### Task requirements
Filter the listing below, copying every line in which the word "from" appears.

### Task data
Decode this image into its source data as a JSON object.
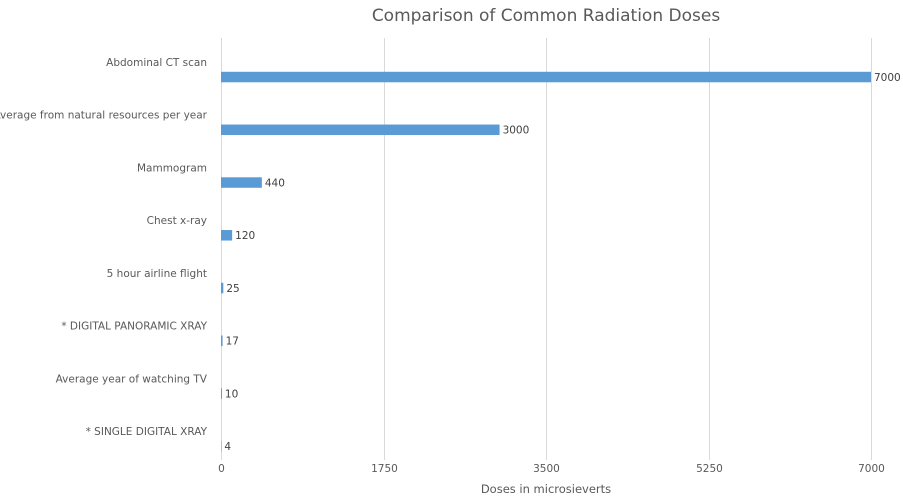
{
  "chart_data": {
    "type": "bar",
    "orientation": "horizontal",
    "title": "Comparison of Common Radiation Doses",
    "xlabel": "Doses in microsieverts",
    "ylabel": "",
    "categories": [
      "Abdominal CT scan",
      "Average from natural resources per year",
      "Mammogram",
      "Chest x-ray",
      "5 hour airline flight",
      "* DIGITAL PANORAMIC XRAY",
      "Average year of watching TV",
      "* SINGLE DIGITAL XRAY"
    ],
    "values": [
      7000,
      3000,
      440,
      120,
      25,
      17,
      10,
      4
    ],
    "data_labels": [
      "7000",
      "3000",
      "440",
      "120",
      "25",
      "17",
      "10",
      "4"
    ],
    "xlim": [
      0,
      7000
    ],
    "ticks": [
      0,
      1750,
      3500,
      5250,
      7000
    ],
    "tick_labels": [
      "0",
      "1750",
      "3500",
      "5250",
      "7000"
    ],
    "grid": true,
    "bar_color": "#5b9bd5",
    "grid_color": "#d9d9d9"
  }
}
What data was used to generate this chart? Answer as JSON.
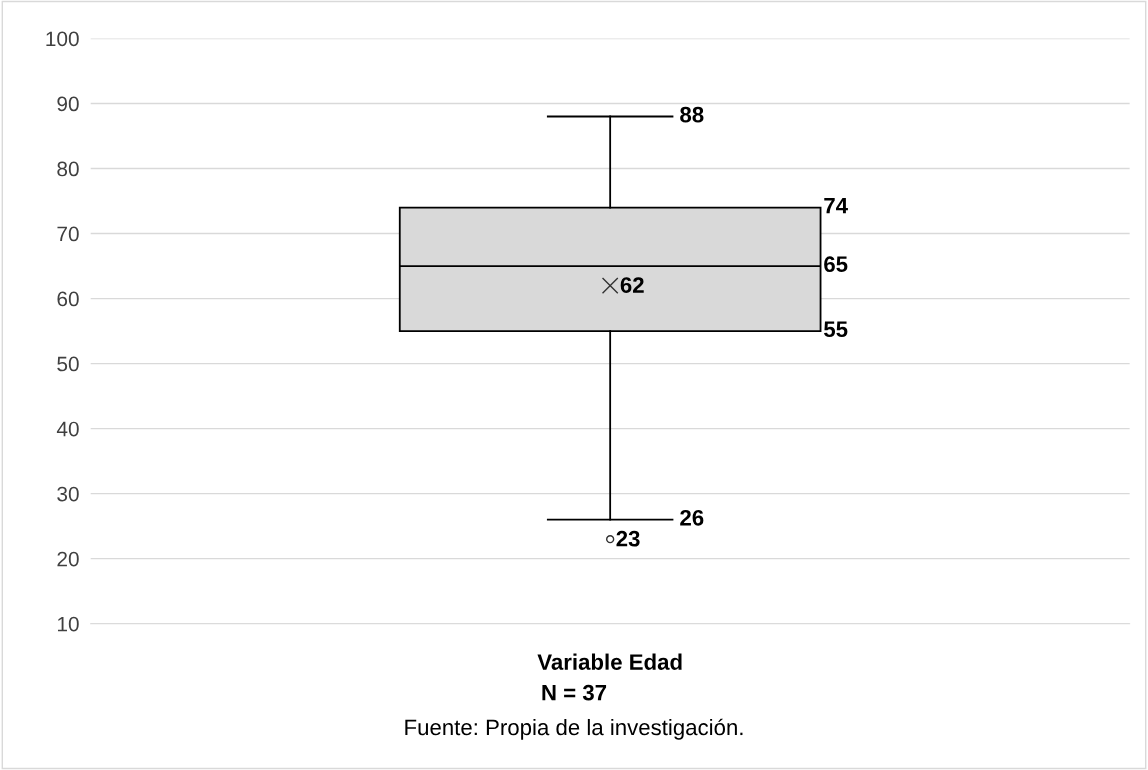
{
  "chart_data": {
    "type": "box",
    "categories": [
      null
    ],
    "xlabel": "Variable Edad",
    "boxes": [
      {
        "low": 26,
        "q1": 55,
        "median": 65,
        "q3": 74,
        "high": 88,
        "mean": 62,
        "outliers": [
          23
        ]
      }
    ],
    "color": "#d9d9d9",
    "ylim": [
      10,
      100
    ],
    "yticks": [
      10,
      20,
      30,
      40,
      50,
      60,
      70,
      80,
      90,
      100
    ],
    "grid": "y",
    "data_labels": true,
    "annotations": [
      "88",
      "74",
      "65",
      "62",
      "55",
      "26",
      "23",
      "N = 37",
      "Fuente: Propia de la investigación."
    ]
  }
}
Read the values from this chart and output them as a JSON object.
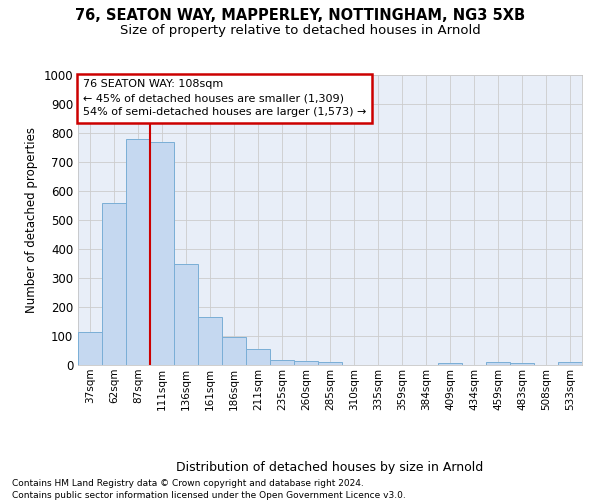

### Finished answer
      "Average from natural resources per year",
Read the values from this chart and output them as a JSON object.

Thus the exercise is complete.